(Stored items)
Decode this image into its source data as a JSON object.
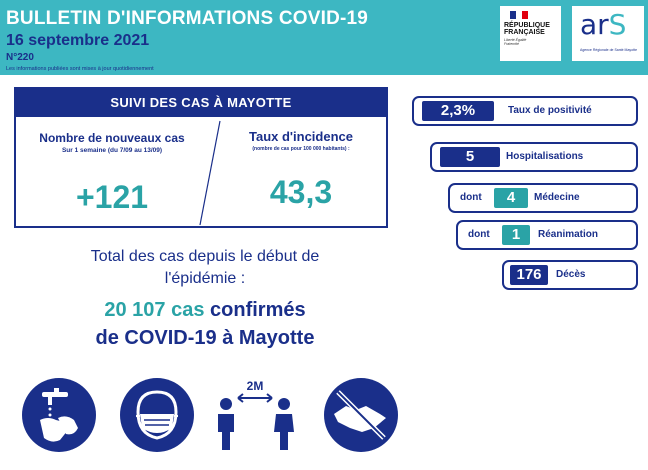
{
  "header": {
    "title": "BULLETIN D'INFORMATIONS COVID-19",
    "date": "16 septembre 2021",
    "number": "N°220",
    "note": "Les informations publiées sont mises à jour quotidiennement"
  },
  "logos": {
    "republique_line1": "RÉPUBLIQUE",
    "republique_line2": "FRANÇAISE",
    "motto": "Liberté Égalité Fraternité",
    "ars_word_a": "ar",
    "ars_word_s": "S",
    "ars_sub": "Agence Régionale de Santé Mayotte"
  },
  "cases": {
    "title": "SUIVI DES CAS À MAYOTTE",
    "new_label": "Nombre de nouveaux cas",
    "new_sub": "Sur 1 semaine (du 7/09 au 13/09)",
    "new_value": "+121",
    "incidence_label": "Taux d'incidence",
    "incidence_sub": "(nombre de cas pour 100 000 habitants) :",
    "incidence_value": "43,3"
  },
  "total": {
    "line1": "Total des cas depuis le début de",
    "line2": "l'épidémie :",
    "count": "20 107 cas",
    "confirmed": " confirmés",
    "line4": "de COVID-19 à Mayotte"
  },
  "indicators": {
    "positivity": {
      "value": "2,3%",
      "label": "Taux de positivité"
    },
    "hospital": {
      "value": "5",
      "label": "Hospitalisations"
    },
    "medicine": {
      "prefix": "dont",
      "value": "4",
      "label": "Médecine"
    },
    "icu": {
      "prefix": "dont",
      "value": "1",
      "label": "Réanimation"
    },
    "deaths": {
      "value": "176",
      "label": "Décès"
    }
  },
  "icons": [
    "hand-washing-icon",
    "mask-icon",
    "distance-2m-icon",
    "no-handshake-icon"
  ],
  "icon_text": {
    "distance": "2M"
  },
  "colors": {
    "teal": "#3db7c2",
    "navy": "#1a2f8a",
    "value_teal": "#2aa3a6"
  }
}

--

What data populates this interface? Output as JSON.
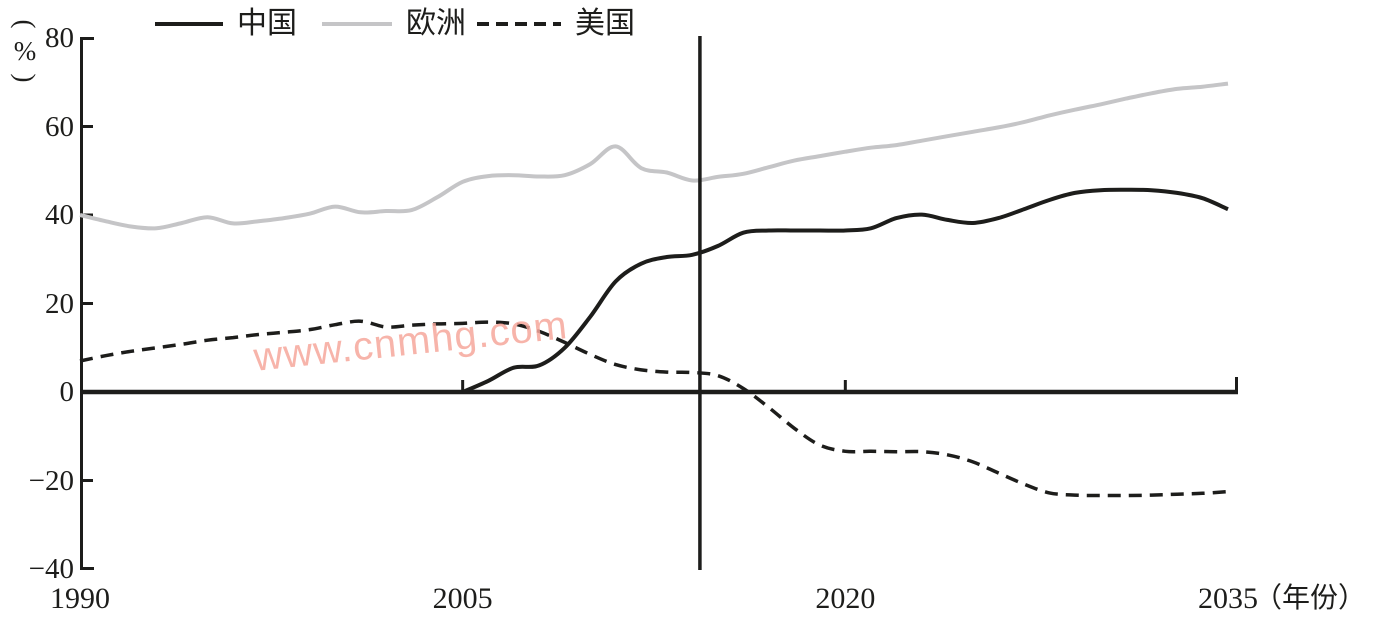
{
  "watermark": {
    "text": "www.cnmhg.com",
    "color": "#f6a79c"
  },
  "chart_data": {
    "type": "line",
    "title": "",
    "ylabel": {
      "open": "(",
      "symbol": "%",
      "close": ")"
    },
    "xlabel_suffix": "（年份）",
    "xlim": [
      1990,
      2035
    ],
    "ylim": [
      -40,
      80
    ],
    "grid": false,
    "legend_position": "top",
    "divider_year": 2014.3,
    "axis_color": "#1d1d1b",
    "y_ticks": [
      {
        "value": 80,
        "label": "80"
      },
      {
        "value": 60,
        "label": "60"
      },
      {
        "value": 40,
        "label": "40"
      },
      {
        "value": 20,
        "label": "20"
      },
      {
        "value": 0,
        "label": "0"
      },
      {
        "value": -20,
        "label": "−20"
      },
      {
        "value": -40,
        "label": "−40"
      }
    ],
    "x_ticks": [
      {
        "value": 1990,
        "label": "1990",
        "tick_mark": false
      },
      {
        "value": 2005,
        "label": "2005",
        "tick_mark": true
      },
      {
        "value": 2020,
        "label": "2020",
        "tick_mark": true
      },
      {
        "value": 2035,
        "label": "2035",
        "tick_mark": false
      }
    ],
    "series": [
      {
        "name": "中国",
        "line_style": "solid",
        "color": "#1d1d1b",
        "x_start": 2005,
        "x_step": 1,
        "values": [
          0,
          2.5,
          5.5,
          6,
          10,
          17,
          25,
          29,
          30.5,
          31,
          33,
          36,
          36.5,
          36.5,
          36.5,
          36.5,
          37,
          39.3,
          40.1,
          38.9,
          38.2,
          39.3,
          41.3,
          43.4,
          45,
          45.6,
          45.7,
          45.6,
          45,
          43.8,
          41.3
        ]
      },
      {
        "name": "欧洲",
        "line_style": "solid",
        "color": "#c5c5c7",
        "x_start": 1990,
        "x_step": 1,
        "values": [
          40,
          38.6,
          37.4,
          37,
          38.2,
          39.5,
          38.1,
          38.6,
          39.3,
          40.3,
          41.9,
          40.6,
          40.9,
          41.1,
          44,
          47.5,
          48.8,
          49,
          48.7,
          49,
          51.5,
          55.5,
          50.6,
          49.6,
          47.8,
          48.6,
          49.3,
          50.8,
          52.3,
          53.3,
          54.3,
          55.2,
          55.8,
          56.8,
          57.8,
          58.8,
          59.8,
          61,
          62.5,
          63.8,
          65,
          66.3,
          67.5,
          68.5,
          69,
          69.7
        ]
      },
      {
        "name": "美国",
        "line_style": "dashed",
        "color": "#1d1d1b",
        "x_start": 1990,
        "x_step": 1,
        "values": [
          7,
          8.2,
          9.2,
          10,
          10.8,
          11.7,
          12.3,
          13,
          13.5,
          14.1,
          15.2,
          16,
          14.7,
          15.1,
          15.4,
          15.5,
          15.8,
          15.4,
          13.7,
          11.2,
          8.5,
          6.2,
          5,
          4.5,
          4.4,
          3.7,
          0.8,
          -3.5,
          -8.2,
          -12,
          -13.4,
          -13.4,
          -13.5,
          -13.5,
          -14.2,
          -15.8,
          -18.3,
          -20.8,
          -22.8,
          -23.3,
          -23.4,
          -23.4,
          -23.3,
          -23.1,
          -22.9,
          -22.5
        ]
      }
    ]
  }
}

◆ The exercise
Copy each line of the listing in which the word "this" can be found.

◆ Task answer
Decode this image into its source data as a JSON object.
What data populates this interface? Output as JSON.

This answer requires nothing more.